Please reproduce every record, keeping each one exactly as written.

Begin

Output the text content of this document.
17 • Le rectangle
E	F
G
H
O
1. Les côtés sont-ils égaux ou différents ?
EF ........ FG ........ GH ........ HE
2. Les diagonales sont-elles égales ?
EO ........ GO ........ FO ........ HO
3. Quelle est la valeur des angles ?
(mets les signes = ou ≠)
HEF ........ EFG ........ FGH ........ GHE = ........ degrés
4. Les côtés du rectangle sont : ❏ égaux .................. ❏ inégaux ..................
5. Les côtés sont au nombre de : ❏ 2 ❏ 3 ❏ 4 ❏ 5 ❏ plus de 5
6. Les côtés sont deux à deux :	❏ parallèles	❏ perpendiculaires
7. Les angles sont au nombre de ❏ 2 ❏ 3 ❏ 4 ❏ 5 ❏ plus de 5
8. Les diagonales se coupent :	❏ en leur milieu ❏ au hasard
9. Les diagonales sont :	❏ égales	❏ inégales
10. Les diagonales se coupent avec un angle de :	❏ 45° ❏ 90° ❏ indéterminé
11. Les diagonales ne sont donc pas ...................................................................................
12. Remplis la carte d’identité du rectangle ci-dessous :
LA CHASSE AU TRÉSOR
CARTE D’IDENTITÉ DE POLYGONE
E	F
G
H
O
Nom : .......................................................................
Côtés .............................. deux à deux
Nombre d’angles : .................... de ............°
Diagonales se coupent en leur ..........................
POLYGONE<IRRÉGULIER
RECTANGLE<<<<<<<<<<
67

End

**Solution for this problem**:
Output the text content of this document.
17 • Le rectangle
E	F
G
H
O
1. Les côtés sont-ils égaux ou différents ?
EF ........ FG ........ GH ........ HE
2. Les diagonales sont-elles égales ?
EO ........ GO ........ FO ........ HO
3. Quelle est la valeur des angles ?
(mets les signes = ou ≠)
HEF ........ EFG ........ FGH ........ GHE = ........ degrés
4. Les côtés du rectangle sont : ❏ égaux .................. ❏ inégaux ..................
5. Les côtés sont au nombre de : ❏ 2 ❏ 3 ❏ 4 ❏ 5 ❏ plus de 5
6. Les côtés sont deux à deux :	❏ parallèles	❏ perpendiculaires
7. Les angles sont au nombre de ❏ 2 ❏ 3 ❏ 4 ❏ 5 ❏ plus de 5
8. Les diagonales se coupent :	❏ en leur milieu ❏ au hasard
9. Les diagonales sont :	❏ égales	❏ inégales
10. Les diagonales se coupent avec un angle de :	❏ 45° ❏ 90° ❏ indéterminé
11. Les diagonales ne sont donc pas ...................................................................................
12. Remplis la carte d’identité du rectangle ci-dessous :
LA CHASSE AU TRÉSOR
CARTE D’IDENTITÉ DE POLYGONE
E	F
G
H
O
Nom : .......................................................................
Côtés .............................. deux à deux
Nombre d’angles : .................... de ............°
Diagonales se coupent en leur ..........................
POLYGONE<IRRÉGULIER
RECTANGLE<<<<<<<<<<
67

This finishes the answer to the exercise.